──────── Records shown ────────

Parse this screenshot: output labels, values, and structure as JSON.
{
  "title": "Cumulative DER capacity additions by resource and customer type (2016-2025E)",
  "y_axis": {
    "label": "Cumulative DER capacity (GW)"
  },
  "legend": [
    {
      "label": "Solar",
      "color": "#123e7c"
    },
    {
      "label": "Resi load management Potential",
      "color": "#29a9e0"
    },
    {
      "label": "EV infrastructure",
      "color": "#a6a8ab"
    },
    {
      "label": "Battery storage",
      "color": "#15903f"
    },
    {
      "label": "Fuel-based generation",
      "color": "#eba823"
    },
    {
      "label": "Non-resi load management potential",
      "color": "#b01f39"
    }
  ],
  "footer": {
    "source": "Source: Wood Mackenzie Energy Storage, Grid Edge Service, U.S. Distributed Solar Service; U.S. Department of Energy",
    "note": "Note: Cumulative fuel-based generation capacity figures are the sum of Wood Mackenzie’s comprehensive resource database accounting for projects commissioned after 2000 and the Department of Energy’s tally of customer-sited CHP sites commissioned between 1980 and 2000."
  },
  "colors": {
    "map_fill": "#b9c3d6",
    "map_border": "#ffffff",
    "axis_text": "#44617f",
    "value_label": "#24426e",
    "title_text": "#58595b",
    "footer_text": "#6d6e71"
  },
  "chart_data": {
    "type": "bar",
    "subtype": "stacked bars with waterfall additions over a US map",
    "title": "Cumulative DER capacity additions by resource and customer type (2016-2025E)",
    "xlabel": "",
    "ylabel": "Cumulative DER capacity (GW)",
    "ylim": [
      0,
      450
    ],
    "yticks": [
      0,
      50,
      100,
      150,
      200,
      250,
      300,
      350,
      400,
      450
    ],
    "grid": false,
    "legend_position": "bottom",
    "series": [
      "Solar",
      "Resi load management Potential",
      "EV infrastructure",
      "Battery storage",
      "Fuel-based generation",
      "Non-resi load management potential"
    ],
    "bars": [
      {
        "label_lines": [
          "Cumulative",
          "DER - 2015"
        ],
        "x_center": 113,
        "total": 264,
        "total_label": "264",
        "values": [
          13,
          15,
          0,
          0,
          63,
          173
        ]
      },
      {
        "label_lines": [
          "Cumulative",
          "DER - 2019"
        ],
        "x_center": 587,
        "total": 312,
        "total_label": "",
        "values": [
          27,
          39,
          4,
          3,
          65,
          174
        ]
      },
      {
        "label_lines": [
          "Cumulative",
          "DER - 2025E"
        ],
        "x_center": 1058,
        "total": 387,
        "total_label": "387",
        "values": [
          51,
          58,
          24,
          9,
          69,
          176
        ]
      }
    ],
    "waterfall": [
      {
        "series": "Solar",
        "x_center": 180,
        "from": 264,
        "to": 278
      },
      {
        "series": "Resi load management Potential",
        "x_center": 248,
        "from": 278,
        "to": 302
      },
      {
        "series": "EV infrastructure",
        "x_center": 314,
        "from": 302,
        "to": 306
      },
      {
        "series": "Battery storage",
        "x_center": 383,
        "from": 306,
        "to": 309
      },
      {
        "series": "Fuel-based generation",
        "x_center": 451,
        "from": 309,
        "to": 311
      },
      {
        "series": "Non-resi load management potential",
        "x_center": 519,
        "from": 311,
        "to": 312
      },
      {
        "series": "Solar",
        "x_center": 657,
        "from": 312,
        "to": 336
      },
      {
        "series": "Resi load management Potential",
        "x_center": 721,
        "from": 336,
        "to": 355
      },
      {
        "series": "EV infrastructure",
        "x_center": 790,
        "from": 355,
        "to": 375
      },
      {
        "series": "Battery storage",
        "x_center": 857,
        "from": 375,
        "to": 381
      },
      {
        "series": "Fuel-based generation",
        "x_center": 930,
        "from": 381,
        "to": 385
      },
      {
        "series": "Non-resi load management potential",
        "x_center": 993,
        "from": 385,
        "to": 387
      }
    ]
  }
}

────────

- Do this
Extract from the data every line where "Battery" shows up.

- The solution
      "label": "Battery storage",
      "Battery storage",
        "series": "Battery storage",
        "series": "Battery storage",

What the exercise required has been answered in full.